■ CHALLENGE
Transcribe the listing exactly, leaving out every picture.

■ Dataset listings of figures
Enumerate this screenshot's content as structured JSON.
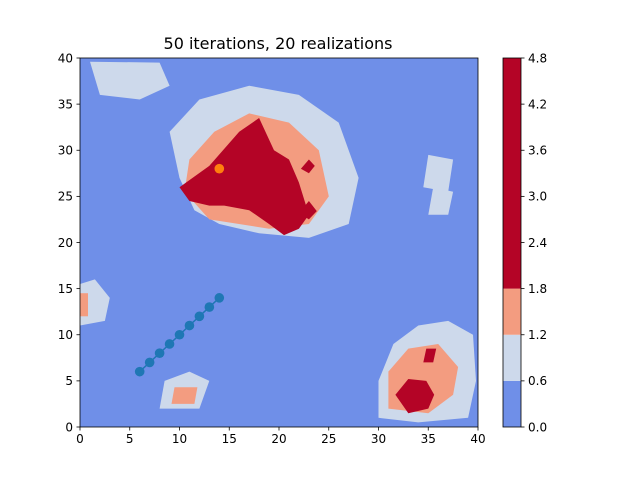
{
  "chart_data": {
    "type": "heatmap",
    "subtype": "filled-contour",
    "title": "50 iterations, 20 realizations",
    "xlabel": "",
    "ylabel": "",
    "xlim": [
      0,
      40
    ],
    "ylim": [
      0,
      40
    ],
    "x_ticks": [
      "0",
      "5",
      "10",
      "15",
      "20",
      "25",
      "30",
      "35",
      "40"
    ],
    "y_ticks": [
      "0",
      "5",
      "10",
      "15",
      "20",
      "25",
      "30",
      "35",
      "40"
    ],
    "grid": false,
    "colorbar": {
      "ticks": [
        "0.0",
        "0.6",
        "1.2",
        "1.8",
        "2.4",
        "3.0",
        "3.6",
        "4.2",
        "4.8"
      ],
      "levels": [
        0.0,
        0.6,
        1.2,
        1.8,
        4.8
      ],
      "colors": [
        "#6f8fe8",
        "#cdd9eb",
        "#f39c80",
        "#b40426"
      ]
    },
    "background_level_color": "#6f8fe8",
    "regions": [
      {
        "level": 1,
        "points": [
          [
            14,
            22
          ],
          [
            18,
            21
          ],
          [
            23,
            20.5
          ],
          [
            27,
            22
          ],
          [
            28,
            27
          ],
          [
            26,
            33
          ],
          [
            22,
            36
          ],
          [
            17,
            37
          ],
          [
            12,
            35.5
          ],
          [
            9,
            32
          ],
          [
            10,
            27
          ],
          [
            11.5,
            23.5
          ]
        ]
      },
      {
        "level": 1,
        "points": [
          [
            30,
            1
          ],
          [
            34,
            0.5
          ],
          [
            39,
            1
          ],
          [
            39.8,
            5
          ],
          [
            39.5,
            10
          ],
          [
            37,
            11.5
          ],
          [
            34,
            11
          ],
          [
            31.5,
            9
          ],
          [
            30,
            5
          ]
        ]
      },
      {
        "level": 1,
        "points": [
          [
            1,
            39.6
          ],
          [
            8,
            39.5
          ],
          [
            9,
            37
          ],
          [
            6,
            35.5
          ],
          [
            2,
            36
          ]
        ]
      },
      {
        "level": 1,
        "points": [
          [
            0,
            11
          ],
          [
            2.5,
            11.5
          ],
          [
            3,
            14
          ],
          [
            1.5,
            16
          ],
          [
            0,
            15.5
          ]
        ]
      },
      {
        "level": 1,
        "points": [
          [
            8,
            2
          ],
          [
            12,
            2
          ],
          [
            13,
            5
          ],
          [
            11,
            6
          ],
          [
            8.5,
            5
          ]
        ]
      },
      {
        "level": 1,
        "points": [
          [
            35,
            23
          ],
          [
            37,
            23
          ],
          [
            37.5,
            25.5
          ],
          [
            35.5,
            26
          ]
        ]
      },
      {
        "level": 1,
        "points": [
          [
            34.5,
            26
          ],
          [
            37,
            25.5
          ],
          [
            37.5,
            29
          ],
          [
            35,
            29.5
          ]
        ]
      },
      {
        "level": 2,
        "points": [
          [
            13,
            22.5
          ],
          [
            19,
            21.5
          ],
          [
            23,
            22
          ],
          [
            25,
            25
          ],
          [
            24,
            30
          ],
          [
            21,
            33
          ],
          [
            17,
            34
          ],
          [
            13.5,
            32
          ],
          [
            11,
            29
          ],
          [
            10.5,
            25.5
          ]
        ]
      },
      {
        "level": 2,
        "points": [
          [
            31,
            2
          ],
          [
            35,
            1.5
          ],
          [
            37.5,
            3.5
          ],
          [
            38,
            6.5
          ],
          [
            36,
            9
          ],
          [
            33,
            8.5
          ],
          [
            31,
            6
          ]
        ]
      },
      {
        "level": 2,
        "points": [
          [
            9.2,
            2.5
          ],
          [
            11.5,
            2.5
          ],
          [
            11.8,
            4.3
          ],
          [
            9.5,
            4.3
          ]
        ]
      },
      {
        "level": 2,
        "points": [
          [
            0,
            12
          ],
          [
            0.8,
            12
          ],
          [
            0.8,
            14.5
          ],
          [
            0,
            14.5
          ]
        ]
      },
      {
        "level": 3,
        "points": [
          [
            10,
            26
          ],
          [
            13,
            28.3
          ],
          [
            16,
            32
          ],
          [
            18,
            33.5
          ],
          [
            19.5,
            30
          ],
          [
            21,
            29
          ],
          [
            22,
            26.5
          ],
          [
            23,
            23
          ],
          [
            22,
            21.5
          ],
          [
            20.5,
            20.8
          ],
          [
            19,
            22
          ],
          [
            17,
            23.5
          ],
          [
            14.5,
            24
          ],
          [
            13,
            24
          ],
          [
            11,
            24.5
          ]
        ]
      },
      {
        "level": 3,
        "points": [
          [
            33,
            1.5
          ],
          [
            35,
            2
          ],
          [
            35.6,
            3.5
          ],
          [
            34.8,
            5
          ],
          [
            33,
            5.2
          ],
          [
            31.7,
            3.5
          ]
        ]
      },
      {
        "level": 3,
        "points": [
          [
            34.5,
            7
          ],
          [
            35.5,
            7
          ],
          [
            35.8,
            8.5
          ],
          [
            34.8,
            8.5
          ]
        ]
      },
      {
        "level": 3,
        "points": [
          [
            22.2,
            28
          ],
          [
            23,
            27.5
          ],
          [
            23.6,
            28.3
          ],
          [
            23,
            29
          ]
        ]
      },
      {
        "level": 3,
        "points": [
          [
            22,
            23.2
          ],
          [
            23,
            22.5
          ],
          [
            23.8,
            23.4
          ],
          [
            23,
            24.5
          ]
        ]
      }
    ],
    "series": [
      {
        "type": "line",
        "color": "#1f77b4",
        "x": [
          6,
          7,
          8,
          9,
          10,
          11,
          12,
          13,
          14
        ],
        "y": [
          6,
          7,
          8,
          9,
          10,
          11,
          12,
          13,
          14
        ]
      },
      {
        "type": "scatter",
        "color": "#ff7f0e",
        "x": [
          14
        ],
        "y": [
          28
        ]
      }
    ]
  }
}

■ COMPLETE OUTPUT
Enumerate this screenshot's content as structured JSON.
{
  "chart_data": {
    "type": "heatmap",
    "subtype": "filled-contour",
    "title": "50 iterations, 20 realizations",
    "xlabel": "",
    "ylabel": "",
    "xlim": [
      0,
      40
    ],
    "ylim": [
      0,
      40
    ],
    "x_ticks": [
      "0",
      "5",
      "10",
      "15",
      "20",
      "25",
      "30",
      "35",
      "40"
    ],
    "y_ticks": [
      "0",
      "5",
      "10",
      "15",
      "20",
      "25",
      "30",
      "35",
      "40"
    ],
    "grid": false,
    "colorbar": {
      "ticks": [
        "0.0",
        "0.6",
        "1.2",
        "1.8",
        "2.4",
        "3.0",
        "3.6",
        "4.2",
        "4.8"
      ],
      "levels": [
        0.0,
        0.6,
        1.2,
        1.8,
        4.8
      ],
      "colors": [
        "#6f8fe8",
        "#cdd9eb",
        "#f39c80",
        "#b40426"
      ]
    },
    "background_level_color": "#6f8fe8",
    "regions": [
      {
        "level": 1,
        "points": [
          [
            14,
            22
          ],
          [
            18,
            21
          ],
          [
            23,
            20.5
          ],
          [
            27,
            22
          ],
          [
            28,
            27
          ],
          [
            26,
            33
          ],
          [
            22,
            36
          ],
          [
            17,
            37
          ],
          [
            12,
            35.5
          ],
          [
            9,
            32
          ],
          [
            10,
            27
          ],
          [
            11.5,
            23.5
          ]
        ]
      },
      {
        "level": 1,
        "points": [
          [
            30,
            1
          ],
          [
            34,
            0.5
          ],
          [
            39,
            1
          ],
          [
            39.8,
            5
          ],
          [
            39.5,
            10
          ],
          [
            37,
            11.5
          ],
          [
            34,
            11
          ],
          [
            31.5,
            9
          ],
          [
            30,
            5
          ]
        ]
      },
      {
        "level": 1,
        "points": [
          [
            1,
            39.6
          ],
          [
            8,
            39.5
          ],
          [
            9,
            37
          ],
          [
            6,
            35.5
          ],
          [
            2,
            36
          ]
        ]
      },
      {
        "level": 1,
        "points": [
          [
            0,
            11
          ],
          [
            2.5,
            11.5
          ],
          [
            3,
            14
          ],
          [
            1.5,
            16
          ],
          [
            0,
            15.5
          ]
        ]
      },
      {
        "level": 1,
        "points": [
          [
            8,
            2
          ],
          [
            12,
            2
          ],
          [
            13,
            5
          ],
          [
            11,
            6
          ],
          [
            8.5,
            5
          ]
        ]
      },
      {
        "level": 1,
        "points": [
          [
            35,
            23
          ],
          [
            37,
            23
          ],
          [
            37.5,
            25.5
          ],
          [
            35.5,
            26
          ]
        ]
      },
      {
        "level": 1,
        "points": [
          [
            34.5,
            26
          ],
          [
            37,
            25.5
          ],
          [
            37.5,
            29
          ],
          [
            35,
            29.5
          ]
        ]
      },
      {
        "level": 2,
        "points": [
          [
            13,
            22.5
          ],
          [
            19,
            21.5
          ],
          [
            23,
            22
          ],
          [
            25,
            25
          ],
          [
            24,
            30
          ],
          [
            21,
            33
          ],
          [
            17,
            34
          ],
          [
            13.5,
            32
          ],
          [
            11,
            29
          ],
          [
            10.5,
            25.5
          ]
        ]
      },
      {
        "level": 2,
        "points": [
          [
            31,
            2
          ],
          [
            35,
            1.5
          ],
          [
            37.5,
            3.5
          ],
          [
            38,
            6.5
          ],
          [
            36,
            9
          ],
          [
            33,
            8.5
          ],
          [
            31,
            6
          ]
        ]
      },
      {
        "level": 2,
        "points": [
          [
            9.2,
            2.5
          ],
          [
            11.5,
            2.5
          ],
          [
            11.8,
            4.3
          ],
          [
            9.5,
            4.3
          ]
        ]
      },
      {
        "level": 2,
        "points": [
          [
            0,
            12
          ],
          [
            0.8,
            12
          ],
          [
            0.8,
            14.5
          ],
          [
            0,
            14.5
          ]
        ]
      },
      {
        "level": 3,
        "points": [
          [
            10,
            26
          ],
          [
            13,
            28.3
          ],
          [
            16,
            32
          ],
          [
            18,
            33.5
          ],
          [
            19.5,
            30
          ],
          [
            21,
            29
          ],
          [
            22,
            26.5
          ],
          [
            23,
            23
          ],
          [
            22,
            21.5
          ],
          [
            20.5,
            20.8
          ],
          [
            19,
            22
          ],
          [
            17,
            23.5
          ],
          [
            14.5,
            24
          ],
          [
            13,
            24
          ],
          [
            11,
            24.5
          ]
        ]
      },
      {
        "level": 3,
        "points": [
          [
            33,
            1.5
          ],
          [
            35,
            2
          ],
          [
            35.6,
            3.5
          ],
          [
            34.8,
            5
          ],
          [
            33,
            5.2
          ],
          [
            31.7,
            3.5
          ]
        ]
      },
      {
        "level": 3,
        "points": [
          [
            34.5,
            7
          ],
          [
            35.5,
            7
          ],
          [
            35.8,
            8.5
          ],
          [
            34.8,
            8.5
          ]
        ]
      },
      {
        "level": 3,
        "points": [
          [
            22.2,
            28
          ],
          [
            23,
            27.5
          ],
          [
            23.6,
            28.3
          ],
          [
            23,
            29
          ]
        ]
      },
      {
        "level": 3,
        "points": [
          [
            22,
            23.2
          ],
          [
            23,
            22.5
          ],
          [
            23.8,
            23.4
          ],
          [
            23,
            24.5
          ]
        ]
      }
    ],
    "series": [
      {
        "type": "line",
        "color": "#1f77b4",
        "x": [
          6,
          7,
          8,
          9,
          10,
          11,
          12,
          13,
          14
        ],
        "y": [
          6,
          7,
          8,
          9,
          10,
          11,
          12,
          13,
          14
        ]
      },
      {
        "type": "scatter",
        "color": "#ff7f0e",
        "x": [
          14
        ],
        "y": [
          28
        ]
      }
    ]
  }
}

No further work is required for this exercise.